§ Goal:
Type out the data exactly as given. Skip any image.

§ Input material:
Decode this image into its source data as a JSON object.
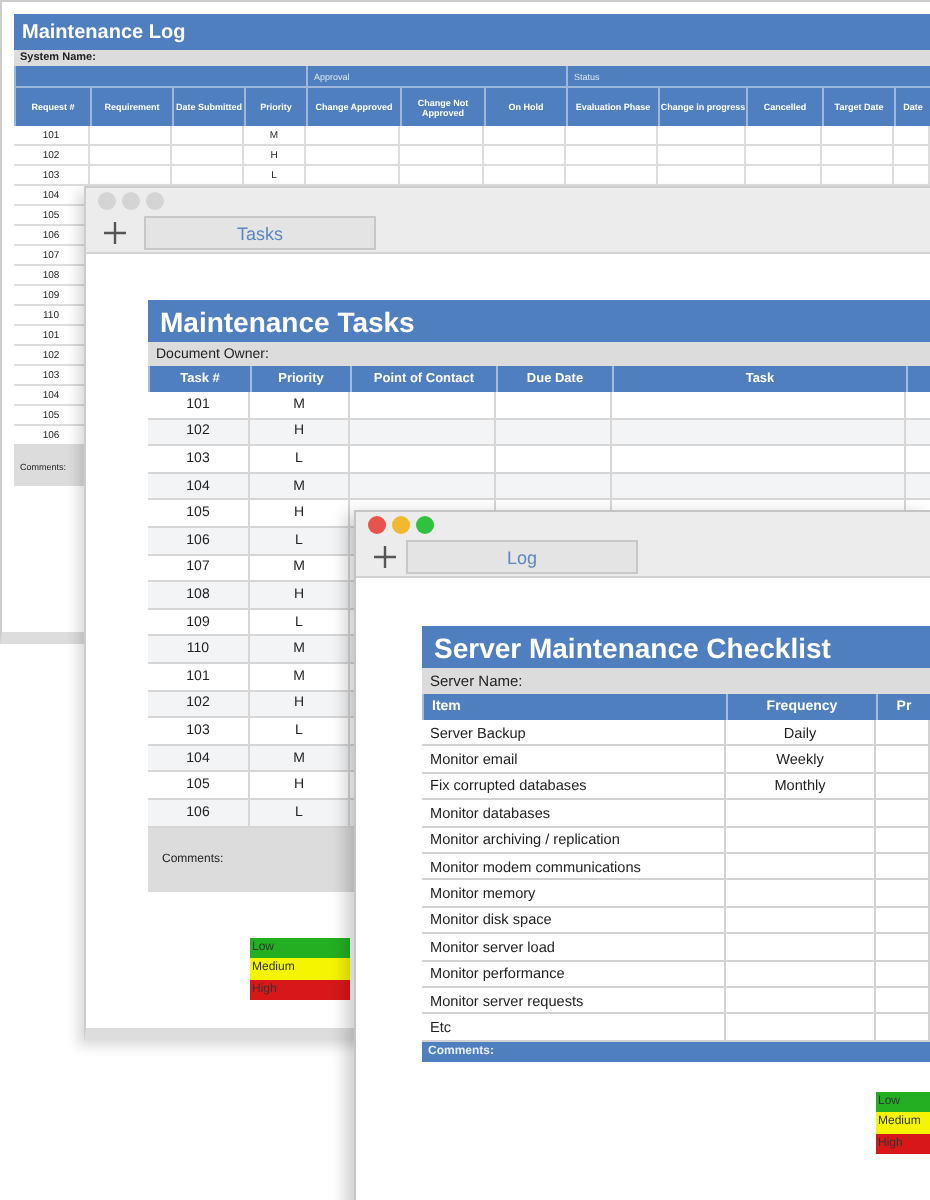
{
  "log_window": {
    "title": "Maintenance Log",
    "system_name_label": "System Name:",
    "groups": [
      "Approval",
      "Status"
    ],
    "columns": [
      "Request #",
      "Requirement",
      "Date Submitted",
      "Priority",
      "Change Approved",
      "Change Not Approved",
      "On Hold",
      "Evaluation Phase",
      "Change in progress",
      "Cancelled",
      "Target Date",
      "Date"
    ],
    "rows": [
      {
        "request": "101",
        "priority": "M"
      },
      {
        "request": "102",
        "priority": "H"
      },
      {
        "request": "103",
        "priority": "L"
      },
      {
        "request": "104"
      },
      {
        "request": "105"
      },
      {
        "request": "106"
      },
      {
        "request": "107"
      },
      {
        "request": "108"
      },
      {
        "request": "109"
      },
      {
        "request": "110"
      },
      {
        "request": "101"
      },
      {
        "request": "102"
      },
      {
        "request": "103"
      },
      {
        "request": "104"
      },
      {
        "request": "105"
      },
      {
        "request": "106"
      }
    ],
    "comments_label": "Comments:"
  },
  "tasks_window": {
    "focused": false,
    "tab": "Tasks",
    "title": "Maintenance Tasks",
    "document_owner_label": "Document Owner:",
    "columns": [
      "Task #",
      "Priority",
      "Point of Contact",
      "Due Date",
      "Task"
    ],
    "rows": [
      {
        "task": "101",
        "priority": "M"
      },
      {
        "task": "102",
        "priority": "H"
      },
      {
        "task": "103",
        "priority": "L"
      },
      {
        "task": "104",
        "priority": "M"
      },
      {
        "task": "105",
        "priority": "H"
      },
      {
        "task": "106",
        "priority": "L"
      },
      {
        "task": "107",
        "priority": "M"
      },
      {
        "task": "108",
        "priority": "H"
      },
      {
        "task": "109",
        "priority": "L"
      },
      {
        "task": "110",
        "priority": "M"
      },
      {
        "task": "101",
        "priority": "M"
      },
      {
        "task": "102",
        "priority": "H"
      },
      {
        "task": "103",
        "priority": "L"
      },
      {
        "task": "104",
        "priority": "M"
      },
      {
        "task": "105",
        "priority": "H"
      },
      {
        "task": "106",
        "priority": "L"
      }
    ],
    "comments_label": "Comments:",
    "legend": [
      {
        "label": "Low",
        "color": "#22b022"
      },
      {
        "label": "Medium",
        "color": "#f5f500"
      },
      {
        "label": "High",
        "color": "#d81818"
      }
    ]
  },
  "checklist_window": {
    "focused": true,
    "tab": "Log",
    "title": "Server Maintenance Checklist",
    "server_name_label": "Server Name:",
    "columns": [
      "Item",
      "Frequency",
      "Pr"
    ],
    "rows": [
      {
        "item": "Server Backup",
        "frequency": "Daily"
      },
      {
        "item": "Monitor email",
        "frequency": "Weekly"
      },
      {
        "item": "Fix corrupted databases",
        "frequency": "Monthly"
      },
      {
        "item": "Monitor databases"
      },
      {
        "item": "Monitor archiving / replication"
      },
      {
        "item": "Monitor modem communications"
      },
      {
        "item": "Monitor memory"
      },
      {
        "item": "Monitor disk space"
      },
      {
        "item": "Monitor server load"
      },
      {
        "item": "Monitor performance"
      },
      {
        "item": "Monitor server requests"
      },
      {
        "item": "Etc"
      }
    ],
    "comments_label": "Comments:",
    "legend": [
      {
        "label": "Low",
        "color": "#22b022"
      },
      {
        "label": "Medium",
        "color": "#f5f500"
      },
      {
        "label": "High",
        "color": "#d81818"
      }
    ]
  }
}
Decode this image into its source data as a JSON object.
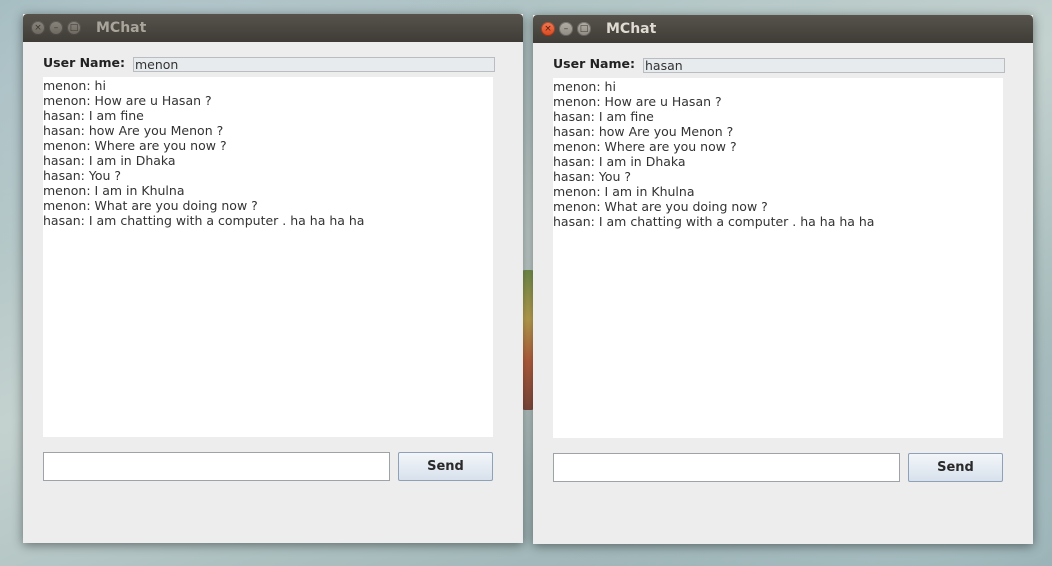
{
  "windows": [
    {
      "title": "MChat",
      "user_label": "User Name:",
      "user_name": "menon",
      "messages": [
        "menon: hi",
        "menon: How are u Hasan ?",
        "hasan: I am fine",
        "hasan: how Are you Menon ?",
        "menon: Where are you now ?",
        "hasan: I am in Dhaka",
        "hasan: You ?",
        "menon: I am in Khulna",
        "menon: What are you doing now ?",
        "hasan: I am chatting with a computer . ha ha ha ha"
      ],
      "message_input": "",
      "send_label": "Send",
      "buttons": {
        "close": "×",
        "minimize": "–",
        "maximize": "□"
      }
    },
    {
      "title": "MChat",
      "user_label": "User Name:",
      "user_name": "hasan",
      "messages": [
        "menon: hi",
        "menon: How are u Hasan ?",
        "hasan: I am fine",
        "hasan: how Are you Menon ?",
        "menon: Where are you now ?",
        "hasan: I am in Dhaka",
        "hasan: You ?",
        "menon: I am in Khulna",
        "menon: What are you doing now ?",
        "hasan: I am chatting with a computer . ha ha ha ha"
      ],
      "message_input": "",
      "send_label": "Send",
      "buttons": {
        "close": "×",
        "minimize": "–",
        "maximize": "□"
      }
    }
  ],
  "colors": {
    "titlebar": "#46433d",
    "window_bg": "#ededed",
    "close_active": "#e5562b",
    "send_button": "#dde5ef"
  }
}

§ Answer below:
Decode this image into its source data as a JSON object.
{
  "log_window": {
    "title": "Maintenance Log",
    "system_name_label": "System Name:",
    "groups": [
      "Approval",
      "Status"
    ],
    "columns": [
      "Request #",
      "Requirement",
      "Date Submitted",
      "Priority",
      "Change Approved",
      "Change Not Approved",
      "On Hold",
      "Evaluation Phase",
      "Change in progress",
      "Cancelled",
      "Target Date",
      "Date"
    ],
    "rows": [
      {
        "request": "101",
        "priority": "M"
      },
      {
        "request": "102",
        "priority": "H"
      },
      {
        "request": "103",
        "priority": "L"
      },
      {
        "request": "104"
      },
      {
        "request": "105"
      },
      {
        "request": "106"
      },
      {
        "request": "107"
      },
      {
        "request": "108"
      },
      {
        "request": "109"
      },
      {
        "request": "110"
      },
      {
        "request": "101"
      },
      {
        "request": "102"
      },
      {
        "request": "103"
      },
      {
        "request": "104"
      },
      {
        "request": "105"
      },
      {
        "request": "106"
      }
    ],
    "comments_label": "Comments:"
  },
  "tasks_window": {
    "focused": false,
    "tab": "Tasks",
    "title": "Maintenance Tasks",
    "document_owner_label": "Document Owner:",
    "columns": [
      "Task #",
      "Priority",
      "Point of Contact",
      "Due Date",
      "Task"
    ],
    "rows": [
      {
        "task": "101",
        "priority": "M"
      },
      {
        "task": "102",
        "priority": "H"
      },
      {
        "task": "103",
        "priority": "L"
      },
      {
        "task": "104",
        "priority": "M"
      },
      {
        "task": "105",
        "priority": "H"
      },
      {
        "task": "106",
        "priority": "L"
      },
      {
        "task": "107",
        "priority": "M"
      },
      {
        "task": "108",
        "priority": "H"
      },
      {
        "task": "109",
        "priority": "L"
      },
      {
        "task": "110",
        "priority": "M"
      },
      {
        "task": "101",
        "priority": "M"
      },
      {
        "task": "102",
        "priority": "H"
      },
      {
        "task": "103",
        "priority": "L"
      },
      {
        "task": "104",
        "priority": "M"
      },
      {
        "task": "105",
        "priority": "H"
      },
      {
        "task": "106",
        "priority": "L"
      }
    ],
    "comments_label": "Comments:",
    "legend": [
      {
        "label": "Low",
        "color": "#22b022"
      },
      {
        "label": "Medium",
        "color": "#f5f500"
      },
      {
        "label": "High",
        "color": "#d81818"
      }
    ]
  },
  "checklist_window": {
    "focused": true,
    "tab": "Log",
    "title": "Server Maintenance Checklist",
    "server_name_label": "Server Name:",
    "columns": [
      "Item",
      "Frequency",
      "Pr"
    ],
    "rows": [
      {
        "item": "Server Backup",
        "frequency": "Daily"
      },
      {
        "item": "Monitor email",
        "frequency": "Weekly"
      },
      {
        "item": "Fix corrupted databases",
        "frequency": "Monthly"
      },
      {
        "item": "Monitor databases"
      },
      {
        "item": "Monitor archiving / replication"
      },
      {
        "item": "Monitor modem communications"
      },
      {
        "item": "Monitor memory"
      },
      {
        "item": "Monitor disk space"
      },
      {
        "item": "Monitor server load"
      },
      {
        "item": "Monitor performance"
      },
      {
        "item": "Monitor server requests"
      },
      {
        "item": "Etc"
      }
    ],
    "comments_label": "Comments:",
    "legend": [
      {
        "label": "Low",
        "color": "#22b022"
      },
      {
        "label": "Medium",
        "color": "#f5f500"
      },
      {
        "label": "High",
        "color": "#d81818"
      }
    ]
  }
}
Decode this image into its source data as a JSON object.
{
  "windows": [
    {
      "title": "MChat",
      "user_label": "User Name:",
      "user_name": "menon",
      "messages": [
        "menon: hi",
        "menon: How are u Hasan ?",
        "hasan: I am fine",
        "hasan: how Are you Menon ?",
        "menon: Where are you now ?",
        "hasan: I am in Dhaka",
        "hasan: You ?",
        "menon: I am in Khulna",
        "menon: What are you doing now ?",
        "hasan: I am chatting with a computer . ha ha ha ha"
      ],
      "message_input": "",
      "send_label": "Send",
      "buttons": {
        "close": "×",
        "minimize": "–",
        "maximize": "□"
      }
    },
    {
      "title": "MChat",
      "user_label": "User Name:",
      "user_name": "hasan",
      "messages": [
        "menon: hi",
        "menon: How are u Hasan ?",
        "hasan: I am fine",
        "hasan: how Are you Menon ?",
        "menon: Where are you now ?",
        "hasan: I am in Dhaka",
        "hasan: You ?",
        "menon: I am in Khulna",
        "menon: What are you doing now ?",
        "hasan: I am chatting with a computer . ha ha ha ha"
      ],
      "message_input": "",
      "send_label": "Send",
      "buttons": {
        "close": "×",
        "minimize": "–",
        "maximize": "□"
      }
    }
  ],
  "colors": {
    "titlebar": "#46433d",
    "window_bg": "#ededed",
    "close_active": "#e5562b",
    "send_button": "#dde5ef"
  }
}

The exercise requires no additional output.